SHORT TASK:
All of the lines below are to be printed again exactly; images are excluded from the output.

RAW DATA:
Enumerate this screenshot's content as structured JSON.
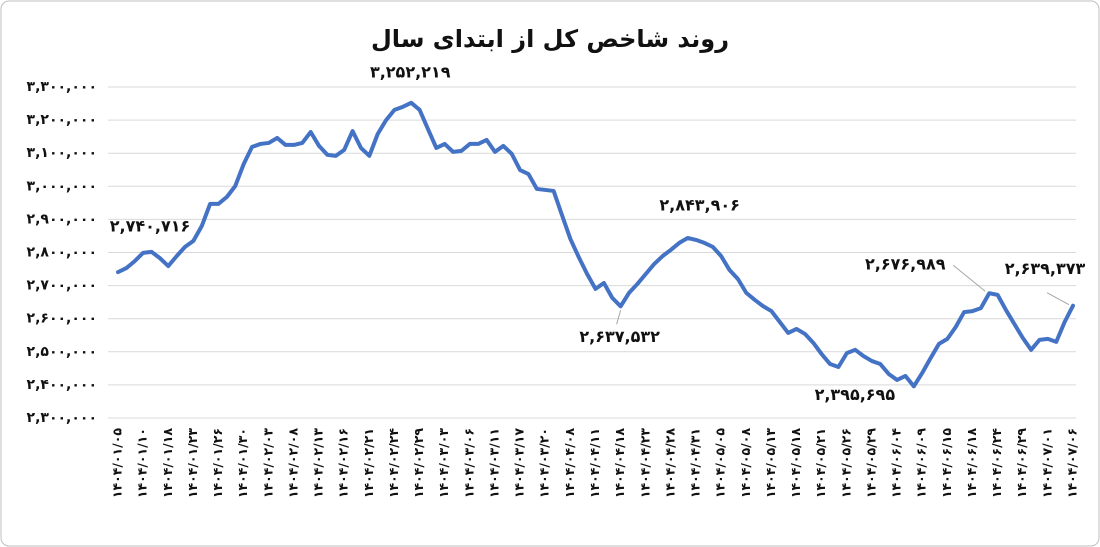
{
  "chart_data": {
    "type": "line",
    "title": "روند شاخص کل از ابتدای سال",
    "color": "#4472c4",
    "grid": true,
    "ylim": [
      2300000,
      3300000
    ],
    "yticks": [
      {
        "value": 2300000,
        "label": "۲,۳۰۰,۰۰۰"
      },
      {
        "value": 2400000,
        "label": "۲,۴۰۰,۰۰۰"
      },
      {
        "value": 2500000,
        "label": "۲,۵۰۰,۰۰۰"
      },
      {
        "value": 2600000,
        "label": "۲,۶۰۰,۰۰۰"
      },
      {
        "value": 2700000,
        "label": "۲,۷۰۰,۰۰۰"
      },
      {
        "value": 2800000,
        "label": "۲,۸۰۰,۰۰۰"
      },
      {
        "value": 2900000,
        "label": "۲,۹۰۰,۰۰۰"
      },
      {
        "value": 3000000,
        "label": "۳,۰۰۰,۰۰۰"
      },
      {
        "value": 3100000,
        "label": "۳,۱۰۰,۰۰۰"
      },
      {
        "value": 3200000,
        "label": "۳,۲۰۰,۰۰۰"
      },
      {
        "value": 3300000,
        "label": "۳,۳۰۰,۰۰۰"
      }
    ],
    "categories": [
      "۱۴۰۴/۰۱/۰۵",
      null,
      null,
      "۱۴۰۴/۰۱/۱۰",
      null,
      null,
      "۱۴۰۴/۰۱/۱۸",
      null,
      null,
      "۱۴۰۴/۰۱/۲۳",
      null,
      null,
      "۱۴۰۴/۰۱/۲۶",
      null,
      null,
      "۱۴۰۴/۰۱/۳۰",
      null,
      null,
      "۱۴۰۴/۰۲/۰۳",
      null,
      null,
      "۱۴۰۴/۰۲/۰۸",
      null,
      null,
      "۱۴۰۴/۰۲/۱۳",
      null,
      null,
      "۱۴۰۴/۰۲/۱۶",
      null,
      null,
      "۱۴۰۴/۰۲/۲۱",
      null,
      null,
      "۱۴۰۴/۰۲/۲۴",
      null,
      null,
      "۱۴۰۴/۰۲/۲۹",
      null,
      null,
      "۱۴۰۴/۰۳/۰۳",
      null,
      null,
      "۱۴۰۴/۰۳/۰۶",
      null,
      null,
      "۱۴۰۴/۰۳/۱۱",
      null,
      null,
      "۱۴۰۴/۰۳/۱۷",
      null,
      null,
      "۱۴۰۴/۰۳/۲۰",
      null,
      null,
      "۱۴۰۴/۰۴/۰۸",
      null,
      null,
      "۱۴۰۴/۰۴/۱۱",
      null,
      null,
      "۱۴۰۴/۰۴/۱۸",
      null,
      null,
      "۱۴۰۴/۰۴/۲۳",
      null,
      null,
      "۱۴۰۴/۰۴/۲۸",
      null,
      null,
      "۱۴۰۴/۰۴/۳۱",
      null,
      null,
      "۱۴۰۴/۰۵/۰۵",
      null,
      null,
      "۱۴۰۴/۰۵/۰۸",
      null,
      null,
      "۱۴۰۴/۰۵/۱۳",
      null,
      null,
      "۱۴۰۴/۰۵/۱۸",
      null,
      null,
      "۱۴۰۴/۰۵/۲۱",
      null,
      null,
      "۱۴۰۴/۰۵/۲۶",
      null,
      null,
      "۱۴۰۴/۰۵/۲۹",
      null,
      null,
      "۱۴۰۴/۰۶/۰۴",
      null,
      null,
      "۱۴۰۴/۰۶/۰۹",
      null,
      null,
      "۱۴۰۴/۰۶/۱۵",
      null,
      null,
      "۱۴۰۴/۰۶/۱۸",
      null,
      null,
      "۱۴۰۴/۰۶/۲۴",
      null,
      null,
      "۱۴۰۴/۰۶/۲۹",
      null,
      null,
      "۱۴۰۴/۰۷/۰۱",
      null,
      null,
      "۱۴۰۴/۰۷/۰۶"
    ],
    "values": [
      2740716,
      2753000,
      2774000,
      2799000,
      2802000,
      2783000,
      2759000,
      2789000,
      2817000,
      2835000,
      2880000,
      2947000,
      2947000,
      2968000,
      3001000,
      3067000,
      3119000,
      3128000,
      3131000,
      3146000,
      3125000,
      3125000,
      3131000,
      3164000,
      3122000,
      3095000,
      3092000,
      3110000,
      3167000,
      3116000,
      3092000,
      3158000,
      3200000,
      3231000,
      3240000,
      3252219,
      3231000,
      3173000,
      3116000,
      3128000,
      3104000,
      3107000,
      3128000,
      3128000,
      3140000,
      3104000,
      3122000,
      3098000,
      3049000,
      3037000,
      2992000,
      2989000,
      2986000,
      2913000,
      2841000,
      2786000,
      2735000,
      2690000,
      2708000,
      2663000,
      2637532,
      2678000,
      2705000,
      2735000,
      2765000,
      2789000,
      2808000,
      2829000,
      2843906,
      2838000,
      2829000,
      2817000,
      2789000,
      2747000,
      2720000,
      2678000,
      2657000,
      2638000,
      2623000,
      2590000,
      2557000,
      2569000,
      2554000,
      2527000,
      2493000,
      2463000,
      2454000,
      2496000,
      2506000,
      2487000,
      2472000,
      2463000,
      2433000,
      2415000,
      2427000,
      2395695,
      2436000,
      2481000,
      2524000,
      2539000,
      2575000,
      2620000,
      2623000,
      2632000,
      2676989,
      2672000,
      2626000,
      2584000,
      2542000,
      2506000,
      2536000,
      2539000,
      2530000,
      2590000,
      2639373
    ],
    "value_labels": [
      "۲,۷۴۰,۷۱۶",
      null,
      null,
      null,
      null,
      null,
      null,
      null,
      null,
      null,
      null,
      null,
      null,
      null,
      null,
      null,
      null,
      null,
      null,
      null,
      null,
      null,
      null,
      null,
      null,
      null,
      null,
      null,
      null,
      null,
      null,
      null,
      null,
      null,
      null,
      "۳,۲۵۲,۲۱۹",
      null,
      null,
      null,
      null,
      null,
      null,
      null,
      null,
      null,
      null,
      null,
      null,
      null,
      null,
      null,
      null,
      null,
      null,
      null,
      null,
      null,
      null,
      null,
      null,
      "۲,۶۳۷,۵۳۲",
      null,
      null,
      null,
      null,
      null,
      null,
      null,
      "۲,۸۴۳,۹۰۶",
      null,
      null,
      null,
      null,
      null,
      null,
      null,
      null,
      null,
      null,
      null,
      null,
      null,
      null,
      null,
      null,
      null,
      null,
      null,
      null,
      null,
      null,
      null,
      null,
      null,
      null,
      "۲,۳۹۵,۶۹۵",
      null,
      null,
      null,
      null,
      null,
      null,
      null,
      null,
      "۲,۶۷۶,۹۸۹",
      null,
      null,
      null,
      null,
      null,
      null,
      null,
      null,
      null,
      "۲,۶۳۹,۳۷۳"
    ]
  }
}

FULL ANSWER:
Enumerate this screenshot's content as structured JSON.
{
  "chart_data": {
    "type": "line",
    "title": "روند شاخص کل از ابتدای سال",
    "color": "#4472c4",
    "grid": true,
    "ylim": [
      2300000,
      3300000
    ],
    "yticks": [
      {
        "value": 2300000,
        "label": "۲,۳۰۰,۰۰۰"
      },
      {
        "value": 2400000,
        "label": "۲,۴۰۰,۰۰۰"
      },
      {
        "value": 2500000,
        "label": "۲,۵۰۰,۰۰۰"
      },
      {
        "value": 2600000,
        "label": "۲,۶۰۰,۰۰۰"
      },
      {
        "value": 2700000,
        "label": "۲,۷۰۰,۰۰۰"
      },
      {
        "value": 2800000,
        "label": "۲,۸۰۰,۰۰۰"
      },
      {
        "value": 2900000,
        "label": "۲,۹۰۰,۰۰۰"
      },
      {
        "value": 3000000,
        "label": "۳,۰۰۰,۰۰۰"
      },
      {
        "value": 3100000,
        "label": "۳,۱۰۰,۰۰۰"
      },
      {
        "value": 3200000,
        "label": "۳,۲۰۰,۰۰۰"
      },
      {
        "value": 3300000,
        "label": "۳,۳۰۰,۰۰۰"
      }
    ],
    "categories": [
      "۱۴۰۴/۰۱/۰۵",
      null,
      null,
      "۱۴۰۴/۰۱/۱۰",
      null,
      null,
      "۱۴۰۴/۰۱/۱۸",
      null,
      null,
      "۱۴۰۴/۰۱/۲۳",
      null,
      null,
      "۱۴۰۴/۰۱/۲۶",
      null,
      null,
      "۱۴۰۴/۰۱/۳۰",
      null,
      null,
      "۱۴۰۴/۰۲/۰۳",
      null,
      null,
      "۱۴۰۴/۰۲/۰۸",
      null,
      null,
      "۱۴۰۴/۰۲/۱۳",
      null,
      null,
      "۱۴۰۴/۰۲/۱۶",
      null,
      null,
      "۱۴۰۴/۰۲/۲۱",
      null,
      null,
      "۱۴۰۴/۰۲/۲۴",
      null,
      null,
      "۱۴۰۴/۰۲/۲۹",
      null,
      null,
      "۱۴۰۴/۰۳/۰۳",
      null,
      null,
      "۱۴۰۴/۰۳/۰۶",
      null,
      null,
      "۱۴۰۴/۰۳/۱۱",
      null,
      null,
      "۱۴۰۴/۰۳/۱۷",
      null,
      null,
      "۱۴۰۴/۰۳/۲۰",
      null,
      null,
      "۱۴۰۴/۰۴/۰۸",
      null,
      null,
      "۱۴۰۴/۰۴/۱۱",
      null,
      null,
      "۱۴۰۴/۰۴/۱۸",
      null,
      null,
      "۱۴۰۴/۰۴/۲۳",
      null,
      null,
      "۱۴۰۴/۰۴/۲۸",
      null,
      null,
      "۱۴۰۴/۰۴/۳۱",
      null,
      null,
      "۱۴۰۴/۰۵/۰۵",
      null,
      null,
      "۱۴۰۴/۰۵/۰۸",
      null,
      null,
      "۱۴۰۴/۰۵/۱۳",
      null,
      null,
      "۱۴۰۴/۰۵/۱۸",
      null,
      null,
      "۱۴۰۴/۰۵/۲۱",
      null,
      null,
      "۱۴۰۴/۰۵/۲۶",
      null,
      null,
      "۱۴۰۴/۰۵/۲۹",
      null,
      null,
      "۱۴۰۴/۰۶/۰۴",
      null,
      null,
      "۱۴۰۴/۰۶/۰۹",
      null,
      null,
      "۱۴۰۴/۰۶/۱۵",
      null,
      null,
      "۱۴۰۴/۰۶/۱۸",
      null,
      null,
      "۱۴۰۴/۰۶/۲۴",
      null,
      null,
      "۱۴۰۴/۰۶/۲۹",
      null,
      null,
      "۱۴۰۴/۰۷/۰۱",
      null,
      null,
      "۱۴۰۴/۰۷/۰۶"
    ],
    "values": [
      2740716,
      2753000,
      2774000,
      2799000,
      2802000,
      2783000,
      2759000,
      2789000,
      2817000,
      2835000,
      2880000,
      2947000,
      2947000,
      2968000,
      3001000,
      3067000,
      3119000,
      3128000,
      3131000,
      3146000,
      3125000,
      3125000,
      3131000,
      3164000,
      3122000,
      3095000,
      3092000,
      3110000,
      3167000,
      3116000,
      3092000,
      3158000,
      3200000,
      3231000,
      3240000,
      3252219,
      3231000,
      3173000,
      3116000,
      3128000,
      3104000,
      3107000,
      3128000,
      3128000,
      3140000,
      3104000,
      3122000,
      3098000,
      3049000,
      3037000,
      2992000,
      2989000,
      2986000,
      2913000,
      2841000,
      2786000,
      2735000,
      2690000,
      2708000,
      2663000,
      2637532,
      2678000,
      2705000,
      2735000,
      2765000,
      2789000,
      2808000,
      2829000,
      2843906,
      2838000,
      2829000,
      2817000,
      2789000,
      2747000,
      2720000,
      2678000,
      2657000,
      2638000,
      2623000,
      2590000,
      2557000,
      2569000,
      2554000,
      2527000,
      2493000,
      2463000,
      2454000,
      2496000,
      2506000,
      2487000,
      2472000,
      2463000,
      2433000,
      2415000,
      2427000,
      2395695,
      2436000,
      2481000,
      2524000,
      2539000,
      2575000,
      2620000,
      2623000,
      2632000,
      2676989,
      2672000,
      2626000,
      2584000,
      2542000,
      2506000,
      2536000,
      2539000,
      2530000,
      2590000,
      2639373
    ],
    "value_labels": [
      "۲,۷۴۰,۷۱۶",
      null,
      null,
      null,
      null,
      null,
      null,
      null,
      null,
      null,
      null,
      null,
      null,
      null,
      null,
      null,
      null,
      null,
      null,
      null,
      null,
      null,
      null,
      null,
      null,
      null,
      null,
      null,
      null,
      null,
      null,
      null,
      null,
      null,
      null,
      "۳,۲۵۲,۲۱۹",
      null,
      null,
      null,
      null,
      null,
      null,
      null,
      null,
      null,
      null,
      null,
      null,
      null,
      null,
      null,
      null,
      null,
      null,
      null,
      null,
      null,
      null,
      null,
      null,
      "۲,۶۳۷,۵۳۲",
      null,
      null,
      null,
      null,
      null,
      null,
      null,
      "۲,۸۴۳,۹۰۶",
      null,
      null,
      null,
      null,
      null,
      null,
      null,
      null,
      null,
      null,
      null,
      null,
      null,
      null,
      null,
      null,
      null,
      null,
      null,
      null,
      null,
      null,
      null,
      null,
      null,
      null,
      "۲,۳۹۵,۶۹۵",
      null,
      null,
      null,
      null,
      null,
      null,
      null,
      null,
      "۲,۶۷۶,۹۸۹",
      null,
      null,
      null,
      null,
      null,
      null,
      null,
      null,
      null,
      "۲,۶۳۹,۳۷۳"
    ]
  }
}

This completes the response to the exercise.